◆ **PROBLEM**: Search the material for the string "title", then return every line where it is found.

□ □ □

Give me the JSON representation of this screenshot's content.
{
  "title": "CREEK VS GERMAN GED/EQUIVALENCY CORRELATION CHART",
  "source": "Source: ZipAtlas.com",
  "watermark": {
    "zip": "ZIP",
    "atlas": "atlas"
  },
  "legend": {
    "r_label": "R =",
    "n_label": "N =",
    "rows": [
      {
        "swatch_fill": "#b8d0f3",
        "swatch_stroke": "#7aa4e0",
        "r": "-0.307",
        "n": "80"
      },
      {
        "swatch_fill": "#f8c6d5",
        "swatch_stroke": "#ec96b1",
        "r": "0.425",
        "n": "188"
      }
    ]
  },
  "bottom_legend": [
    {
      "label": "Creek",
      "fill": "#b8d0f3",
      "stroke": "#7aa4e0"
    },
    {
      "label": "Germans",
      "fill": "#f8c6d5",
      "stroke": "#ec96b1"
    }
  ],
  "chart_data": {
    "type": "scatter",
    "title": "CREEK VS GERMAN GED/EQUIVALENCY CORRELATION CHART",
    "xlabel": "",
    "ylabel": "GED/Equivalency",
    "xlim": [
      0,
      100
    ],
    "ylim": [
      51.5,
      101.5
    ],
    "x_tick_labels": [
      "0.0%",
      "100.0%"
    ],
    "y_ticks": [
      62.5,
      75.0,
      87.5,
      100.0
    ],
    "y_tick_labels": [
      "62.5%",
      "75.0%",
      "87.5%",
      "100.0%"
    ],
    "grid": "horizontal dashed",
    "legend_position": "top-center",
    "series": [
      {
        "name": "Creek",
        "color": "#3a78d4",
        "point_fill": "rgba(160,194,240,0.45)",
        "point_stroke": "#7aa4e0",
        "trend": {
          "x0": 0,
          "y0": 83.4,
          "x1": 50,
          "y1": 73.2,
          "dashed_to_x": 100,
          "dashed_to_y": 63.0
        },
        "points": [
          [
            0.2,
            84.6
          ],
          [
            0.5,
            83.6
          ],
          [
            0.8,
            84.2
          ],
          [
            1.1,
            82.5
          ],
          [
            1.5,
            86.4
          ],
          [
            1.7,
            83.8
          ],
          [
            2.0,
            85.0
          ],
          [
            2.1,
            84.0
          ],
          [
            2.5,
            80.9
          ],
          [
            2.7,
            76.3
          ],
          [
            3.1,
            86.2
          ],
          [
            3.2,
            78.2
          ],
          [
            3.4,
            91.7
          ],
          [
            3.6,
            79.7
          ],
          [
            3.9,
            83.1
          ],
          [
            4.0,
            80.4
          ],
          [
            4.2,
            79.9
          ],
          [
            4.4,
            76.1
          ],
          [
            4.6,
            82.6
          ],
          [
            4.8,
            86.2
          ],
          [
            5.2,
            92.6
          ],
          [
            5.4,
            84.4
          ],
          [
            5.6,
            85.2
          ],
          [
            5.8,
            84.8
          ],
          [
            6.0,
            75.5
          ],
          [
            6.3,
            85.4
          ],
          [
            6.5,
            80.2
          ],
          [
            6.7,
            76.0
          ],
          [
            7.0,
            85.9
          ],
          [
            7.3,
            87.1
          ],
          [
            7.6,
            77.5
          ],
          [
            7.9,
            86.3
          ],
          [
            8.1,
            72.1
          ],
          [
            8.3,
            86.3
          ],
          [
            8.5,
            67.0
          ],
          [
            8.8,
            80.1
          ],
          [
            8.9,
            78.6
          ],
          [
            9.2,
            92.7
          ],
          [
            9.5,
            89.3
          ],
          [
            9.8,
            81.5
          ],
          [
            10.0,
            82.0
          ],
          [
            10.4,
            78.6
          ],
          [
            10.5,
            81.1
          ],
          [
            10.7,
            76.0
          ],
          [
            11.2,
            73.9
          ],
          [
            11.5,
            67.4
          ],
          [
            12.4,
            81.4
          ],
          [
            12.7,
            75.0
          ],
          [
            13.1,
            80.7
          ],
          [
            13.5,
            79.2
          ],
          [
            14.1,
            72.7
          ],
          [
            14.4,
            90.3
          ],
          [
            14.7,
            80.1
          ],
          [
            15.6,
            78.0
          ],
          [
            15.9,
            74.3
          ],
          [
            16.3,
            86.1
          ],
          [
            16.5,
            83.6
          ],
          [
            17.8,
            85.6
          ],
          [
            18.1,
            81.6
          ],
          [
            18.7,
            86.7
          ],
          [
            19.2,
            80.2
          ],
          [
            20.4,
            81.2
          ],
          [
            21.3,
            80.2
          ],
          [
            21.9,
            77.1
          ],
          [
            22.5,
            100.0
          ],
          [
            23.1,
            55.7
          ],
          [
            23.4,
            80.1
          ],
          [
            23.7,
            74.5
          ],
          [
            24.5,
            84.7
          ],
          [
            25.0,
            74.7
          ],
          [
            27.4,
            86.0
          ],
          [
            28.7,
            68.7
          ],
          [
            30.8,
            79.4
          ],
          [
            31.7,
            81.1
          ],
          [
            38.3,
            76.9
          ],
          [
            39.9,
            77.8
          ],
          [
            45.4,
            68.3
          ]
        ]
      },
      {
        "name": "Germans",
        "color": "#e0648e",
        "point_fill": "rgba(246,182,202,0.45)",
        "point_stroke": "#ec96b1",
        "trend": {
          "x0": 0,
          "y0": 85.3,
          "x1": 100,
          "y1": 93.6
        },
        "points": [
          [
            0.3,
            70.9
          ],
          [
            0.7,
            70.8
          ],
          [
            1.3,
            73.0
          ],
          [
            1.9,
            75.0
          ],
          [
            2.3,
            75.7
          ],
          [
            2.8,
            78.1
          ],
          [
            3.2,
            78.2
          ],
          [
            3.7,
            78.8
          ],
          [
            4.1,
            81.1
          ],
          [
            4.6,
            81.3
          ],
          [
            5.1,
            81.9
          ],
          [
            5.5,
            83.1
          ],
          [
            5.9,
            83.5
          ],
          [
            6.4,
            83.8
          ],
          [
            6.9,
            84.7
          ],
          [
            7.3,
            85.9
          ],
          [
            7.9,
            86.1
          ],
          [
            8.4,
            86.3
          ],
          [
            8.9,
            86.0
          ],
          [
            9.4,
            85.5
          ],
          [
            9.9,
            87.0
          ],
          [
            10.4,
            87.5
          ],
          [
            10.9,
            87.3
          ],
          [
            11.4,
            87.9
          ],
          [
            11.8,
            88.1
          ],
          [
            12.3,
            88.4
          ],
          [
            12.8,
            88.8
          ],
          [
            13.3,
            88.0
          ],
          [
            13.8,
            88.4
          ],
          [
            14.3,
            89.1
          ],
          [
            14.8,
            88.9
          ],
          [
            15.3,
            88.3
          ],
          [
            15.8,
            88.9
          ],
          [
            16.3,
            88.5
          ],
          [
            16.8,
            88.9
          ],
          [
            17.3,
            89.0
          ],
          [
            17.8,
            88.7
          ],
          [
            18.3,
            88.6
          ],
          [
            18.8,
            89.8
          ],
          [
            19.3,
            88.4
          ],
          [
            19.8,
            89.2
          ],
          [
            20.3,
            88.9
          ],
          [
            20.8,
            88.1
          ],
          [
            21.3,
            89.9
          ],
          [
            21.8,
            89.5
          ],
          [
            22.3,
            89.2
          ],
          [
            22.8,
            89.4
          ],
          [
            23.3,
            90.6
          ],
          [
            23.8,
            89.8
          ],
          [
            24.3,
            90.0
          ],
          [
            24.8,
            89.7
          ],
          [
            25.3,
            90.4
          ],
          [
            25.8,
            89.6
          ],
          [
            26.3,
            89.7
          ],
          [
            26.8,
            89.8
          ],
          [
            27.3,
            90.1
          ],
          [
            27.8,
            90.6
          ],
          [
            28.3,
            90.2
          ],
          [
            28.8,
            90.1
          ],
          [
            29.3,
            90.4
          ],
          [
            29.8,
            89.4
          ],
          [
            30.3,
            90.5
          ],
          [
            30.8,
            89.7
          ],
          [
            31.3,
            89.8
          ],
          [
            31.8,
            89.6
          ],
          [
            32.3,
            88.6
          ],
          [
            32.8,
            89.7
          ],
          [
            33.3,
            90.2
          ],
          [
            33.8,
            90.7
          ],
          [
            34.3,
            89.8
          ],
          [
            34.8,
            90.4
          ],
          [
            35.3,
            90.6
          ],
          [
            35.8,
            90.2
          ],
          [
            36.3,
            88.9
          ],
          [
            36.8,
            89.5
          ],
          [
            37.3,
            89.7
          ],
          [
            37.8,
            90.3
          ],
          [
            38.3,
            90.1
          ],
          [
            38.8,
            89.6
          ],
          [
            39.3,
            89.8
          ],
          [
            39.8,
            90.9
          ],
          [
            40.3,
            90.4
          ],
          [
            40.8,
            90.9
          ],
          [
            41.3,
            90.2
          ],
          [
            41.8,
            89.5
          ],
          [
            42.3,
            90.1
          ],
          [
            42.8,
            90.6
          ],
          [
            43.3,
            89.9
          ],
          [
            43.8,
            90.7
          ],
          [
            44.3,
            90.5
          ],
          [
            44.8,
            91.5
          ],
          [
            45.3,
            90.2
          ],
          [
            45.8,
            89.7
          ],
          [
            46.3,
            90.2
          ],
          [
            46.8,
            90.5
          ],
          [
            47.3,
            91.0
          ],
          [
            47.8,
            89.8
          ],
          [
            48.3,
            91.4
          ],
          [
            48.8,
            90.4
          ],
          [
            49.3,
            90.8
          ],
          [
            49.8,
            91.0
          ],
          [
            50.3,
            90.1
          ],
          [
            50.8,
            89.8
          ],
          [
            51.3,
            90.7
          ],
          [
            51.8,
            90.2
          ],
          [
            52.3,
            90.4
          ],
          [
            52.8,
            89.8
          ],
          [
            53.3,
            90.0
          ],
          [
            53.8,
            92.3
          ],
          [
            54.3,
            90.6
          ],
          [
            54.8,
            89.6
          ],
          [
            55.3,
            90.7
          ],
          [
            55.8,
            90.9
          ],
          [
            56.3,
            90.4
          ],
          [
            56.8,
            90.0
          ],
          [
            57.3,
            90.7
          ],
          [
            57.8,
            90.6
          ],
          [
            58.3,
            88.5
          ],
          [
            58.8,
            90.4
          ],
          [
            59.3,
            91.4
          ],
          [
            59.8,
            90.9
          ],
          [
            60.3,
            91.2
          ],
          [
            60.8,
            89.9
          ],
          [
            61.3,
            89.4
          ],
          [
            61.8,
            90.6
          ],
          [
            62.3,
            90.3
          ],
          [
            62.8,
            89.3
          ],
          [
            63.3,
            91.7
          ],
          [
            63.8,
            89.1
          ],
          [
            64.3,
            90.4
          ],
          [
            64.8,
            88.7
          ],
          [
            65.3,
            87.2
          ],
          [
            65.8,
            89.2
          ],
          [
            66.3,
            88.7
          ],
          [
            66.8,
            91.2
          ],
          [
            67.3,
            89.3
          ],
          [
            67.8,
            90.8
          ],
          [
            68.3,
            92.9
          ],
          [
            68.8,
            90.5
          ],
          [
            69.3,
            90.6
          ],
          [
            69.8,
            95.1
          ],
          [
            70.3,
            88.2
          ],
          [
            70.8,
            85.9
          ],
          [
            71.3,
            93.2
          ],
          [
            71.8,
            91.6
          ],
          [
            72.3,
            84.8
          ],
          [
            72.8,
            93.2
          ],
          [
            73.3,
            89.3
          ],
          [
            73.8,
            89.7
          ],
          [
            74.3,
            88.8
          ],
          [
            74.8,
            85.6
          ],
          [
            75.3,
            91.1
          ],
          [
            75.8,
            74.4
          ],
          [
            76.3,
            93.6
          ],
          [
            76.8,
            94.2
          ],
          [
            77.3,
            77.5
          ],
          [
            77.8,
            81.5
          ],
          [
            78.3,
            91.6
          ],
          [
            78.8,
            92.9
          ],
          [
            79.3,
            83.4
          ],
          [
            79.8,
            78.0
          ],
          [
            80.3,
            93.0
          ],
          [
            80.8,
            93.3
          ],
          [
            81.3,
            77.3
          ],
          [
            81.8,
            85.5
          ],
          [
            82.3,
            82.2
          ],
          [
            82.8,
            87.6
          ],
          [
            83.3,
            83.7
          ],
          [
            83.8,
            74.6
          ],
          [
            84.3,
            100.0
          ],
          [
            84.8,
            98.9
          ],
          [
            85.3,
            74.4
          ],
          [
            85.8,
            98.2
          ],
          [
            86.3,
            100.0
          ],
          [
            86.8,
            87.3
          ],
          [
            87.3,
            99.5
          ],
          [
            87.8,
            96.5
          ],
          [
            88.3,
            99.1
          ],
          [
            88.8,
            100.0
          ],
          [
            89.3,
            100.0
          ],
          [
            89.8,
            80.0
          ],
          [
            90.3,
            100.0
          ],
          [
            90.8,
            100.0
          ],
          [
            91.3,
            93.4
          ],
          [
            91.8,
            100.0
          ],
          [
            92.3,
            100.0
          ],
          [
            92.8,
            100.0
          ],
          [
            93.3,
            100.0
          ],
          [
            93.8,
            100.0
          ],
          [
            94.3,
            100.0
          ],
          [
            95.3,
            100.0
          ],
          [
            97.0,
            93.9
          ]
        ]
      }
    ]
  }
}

□ □ □

◆ **RIGHT ANSWER**:
  "title": "CREEK VS GERMAN GED/EQUIVALENCY CORRELATION CHART",
    "title": "CREEK VS GERMAN GED/EQUIVALENCY CORRELATION CHART",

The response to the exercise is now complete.